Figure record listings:
"""
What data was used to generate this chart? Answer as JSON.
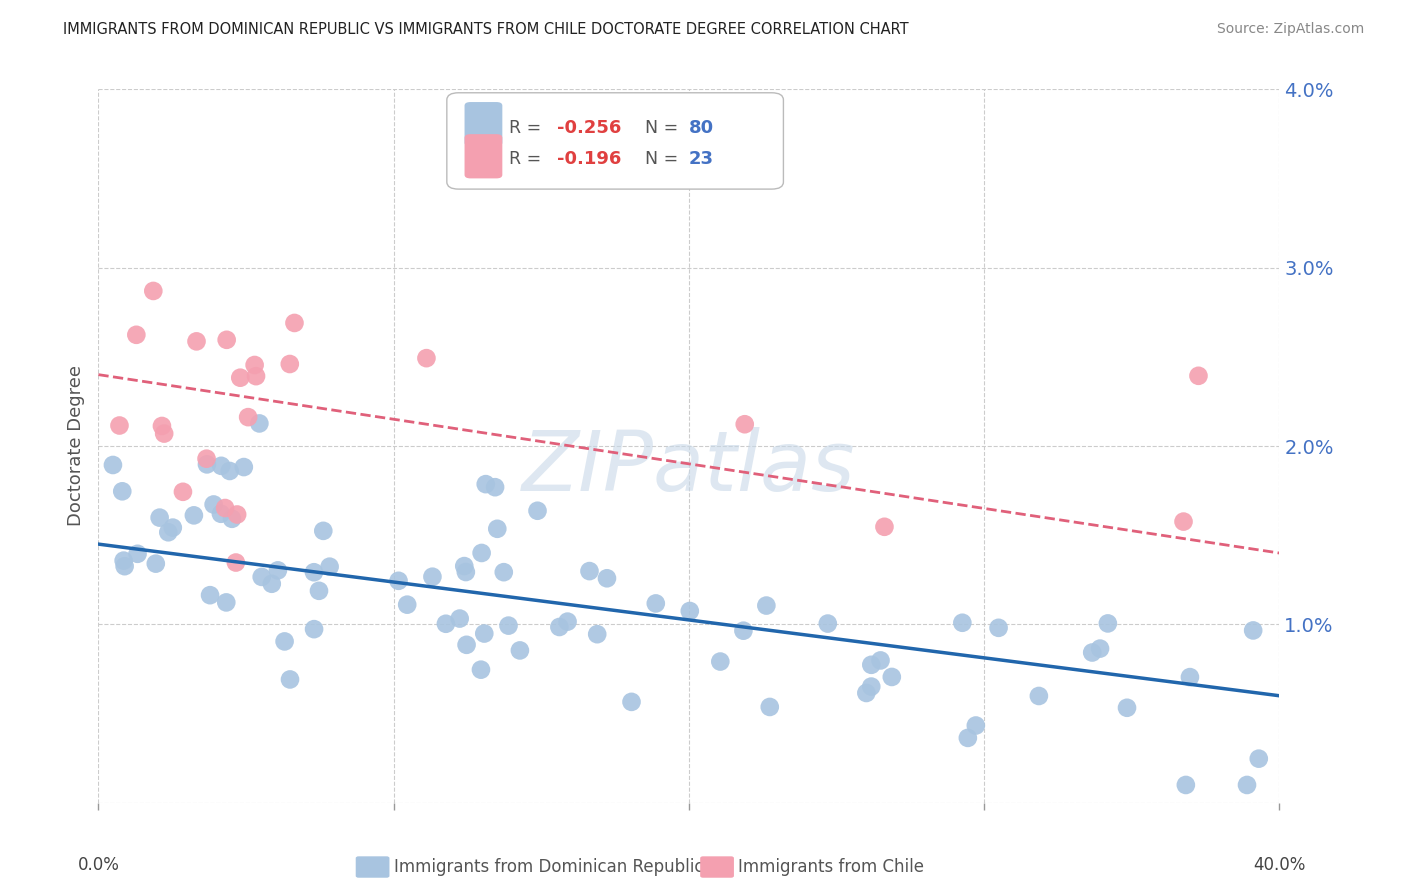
{
  "title": "IMMIGRANTS FROM DOMINICAN REPUBLIC VS IMMIGRANTS FROM CHILE DOCTORATE DEGREE CORRELATION CHART",
  "source": "Source: ZipAtlas.com",
  "ylabel": "Doctorate Degree",
  "xlim": [
    0.0,
    0.4
  ],
  "ylim": [
    0.0,
    0.04
  ],
  "legend_blue_r": "-0.256",
  "legend_blue_n": "80",
  "legend_pink_r": "-0.196",
  "legend_pink_n": "23",
  "legend_label_blue": "Immigrants from Dominican Republic",
  "legend_label_pink": "Immigrants from Chile",
  "blue_color": "#a8c4e0",
  "blue_line_color": "#2166ac",
  "pink_color": "#f4a0b0",
  "pink_line_color": "#e0607a",
  "watermark": "ZIPatlas",
  "blue_line_x": [
    0.0,
    0.4
  ],
  "blue_line_y": [
    0.0145,
    0.006
  ],
  "pink_line_x": [
    0.0,
    0.4
  ],
  "pink_line_y": [
    0.024,
    0.014
  ]
}
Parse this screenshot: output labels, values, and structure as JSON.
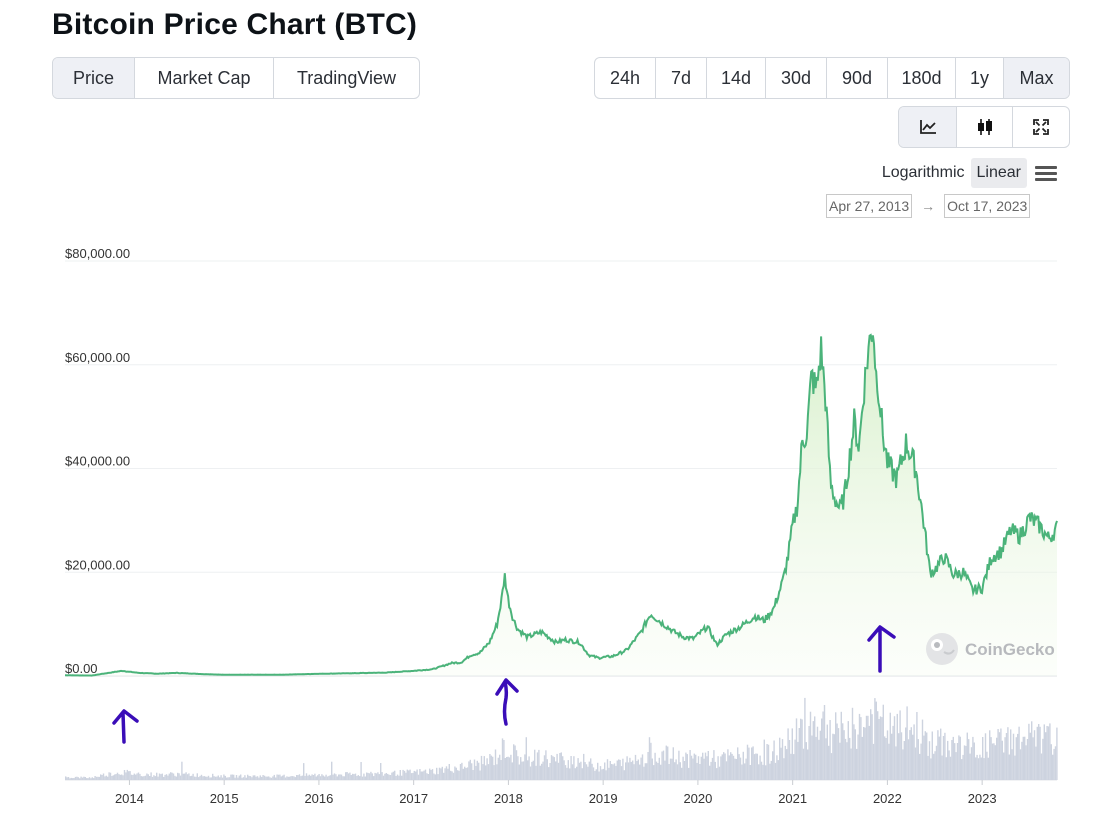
{
  "title": "Bitcoin Price Chart (BTC)",
  "tabs": [
    {
      "label": "Price",
      "active": true
    },
    {
      "label": "Market Cap",
      "active": false
    },
    {
      "label": "TradingView",
      "active": false
    }
  ],
  "ranges": [
    {
      "label": "24h",
      "active": false
    },
    {
      "label": "7d",
      "active": false
    },
    {
      "label": "14d",
      "active": false
    },
    {
      "label": "30d",
      "active": false
    },
    {
      "label": "90d",
      "active": false
    },
    {
      "label": "180d",
      "active": false
    },
    {
      "label": "1y",
      "active": false
    },
    {
      "label": "Max",
      "active": true
    }
  ],
  "view_icons": [
    {
      "icon": "line-chart-icon",
      "active": true
    },
    {
      "icon": "candlestick-icon",
      "active": false
    },
    {
      "icon": "fullscreen-icon",
      "active": false
    }
  ],
  "scale": {
    "logarithmic": "Logarithmic",
    "linear": "Linear",
    "active": "linear",
    "menu_icon": "hamburger-menu-icon"
  },
  "date_range": {
    "from": "Apr 27, 2013",
    "arrow": "→",
    "to": "Oct 17, 2023"
  },
  "watermark": {
    "text": "CoinGecko",
    "icon": "coingecko-logo-icon"
  },
  "colors": {
    "line": "#4bb37a",
    "area_top": "#d9f0cf",
    "volume": "#cdd3df",
    "annotation": "#3a0db8",
    "active_bg": "#eef0f5"
  },
  "chart_data": {
    "type": "line",
    "title": "",
    "xlabel": "",
    "ylabel": "",
    "ylim": [
      0,
      80000
    ],
    "yticks": [
      {
        "value": 0,
        "label": "$0.00"
      },
      {
        "value": 20000,
        "label": "$20,000.00"
      },
      {
        "value": 40000,
        "label": "$40,000.00"
      },
      {
        "value": 60000,
        "label": "$60,000.00"
      },
      {
        "value": 80000,
        "label": "$80,000.00"
      }
    ],
    "xlim": [
      2013.32,
      2023.79
    ],
    "xticks": [
      {
        "value": 2014,
        "label": "2014"
      },
      {
        "value": 2015,
        "label": "2015"
      },
      {
        "value": 2016,
        "label": "2016"
      },
      {
        "value": 2017,
        "label": "2017"
      },
      {
        "value": 2018,
        "label": "2018"
      },
      {
        "value": 2019,
        "label": "2019"
      },
      {
        "value": 2020,
        "label": "2020"
      },
      {
        "value": 2021,
        "label": "2021"
      },
      {
        "value": 2022,
        "label": "2022"
      },
      {
        "value": 2023,
        "label": "2023"
      }
    ],
    "grid": true,
    "legend": "none",
    "series": [
      {
        "x": [
          2013.32,
          2013.6,
          2013.85,
          2013.93,
          2014.0,
          2014.1,
          2014.3,
          2014.5,
          2014.8,
          2015.0,
          2015.3,
          2015.6,
          2016.0,
          2016.4,
          2016.7,
          2017.0,
          2017.2,
          2017.4,
          2017.5,
          2017.6,
          2017.7,
          2017.8,
          2017.88,
          2017.93,
          2017.96,
          2018.0,
          2018.05,
          2018.1,
          2018.2,
          2018.35,
          2018.5,
          2018.6,
          2018.75,
          2018.85,
          2018.95,
          2019.1,
          2019.25,
          2019.4,
          2019.5,
          2019.6,
          2019.75,
          2019.85,
          2019.95,
          2020.1,
          2020.2,
          2020.3,
          2020.45,
          2020.6,
          2020.7,
          2020.8,
          2020.9,
          2020.95,
          2021.0,
          2021.05,
          2021.1,
          2021.15,
          2021.2,
          2021.25,
          2021.3,
          2021.35,
          2021.4,
          2021.45,
          2021.5,
          2021.55,
          2021.6,
          2021.65,
          2021.7,
          2021.75,
          2021.8,
          2021.85,
          2021.88,
          2021.9,
          2021.95,
          2022.0,
          2022.1,
          2022.2,
          2022.3,
          2022.38,
          2022.45,
          2022.5,
          2022.6,
          2022.7,
          2022.8,
          2022.9,
          2023.0,
          2023.1,
          2023.2,
          2023.3,
          2023.4,
          2023.5,
          2023.6,
          2023.7,
          2023.79
        ],
        "y": [
          135,
          90,
          800,
          1000,
          800,
          600,
          450,
          600,
          350,
          250,
          250,
          250,
          430,
          550,
          650,
          1000,
          1300,
          2500,
          2600,
          4000,
          4500,
          6500,
          10000,
          15000,
          19500,
          14500,
          11000,
          9000,
          7500,
          8500,
          6500,
          7000,
          6500,
          4000,
          3500,
          3800,
          5000,
          8500,
          12000,
          10500,
          8500,
          7500,
          7200,
          9500,
          6000,
          8000,
          9500,
          11500,
          10700,
          13000,
          18500,
          23000,
          29000,
          33000,
          45000,
          47000,
          58000,
          55000,
          63000,
          53000,
          37000,
          34000,
          32000,
          35000,
          42000,
          49000,
          44000,
          55000,
          63000,
          68000,
          58000,
          57000,
          47000,
          41000,
          38000,
          45000,
          40000,
          30000,
          20000,
          20500,
          23000,
          19500,
          20000,
          16500,
          17000,
          23000,
          24000,
          28000,
          27000,
          30500,
          29000,
          26500,
          28500
        ]
      }
    ],
    "volume": {
      "description": "trading volume histogram below price, rising from near zero pre-2017 to highest around 2021"
    }
  },
  "annotations": [
    {
      "type": "arrow",
      "name": "arrow-2014"
    },
    {
      "type": "arrow",
      "name": "arrow-2018"
    },
    {
      "type": "arrow",
      "name": "arrow-2022"
    }
  ]
}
"""
Gather and return every line that holds the string "arrow".

Exercise solution:
    "arrow": "→",
      "type": "arrow",
      "name": "arrow-2014"
      "type": "arrow",
      "name": "arrow-2018"
      "type": "arrow",
      "name": "arrow-2022"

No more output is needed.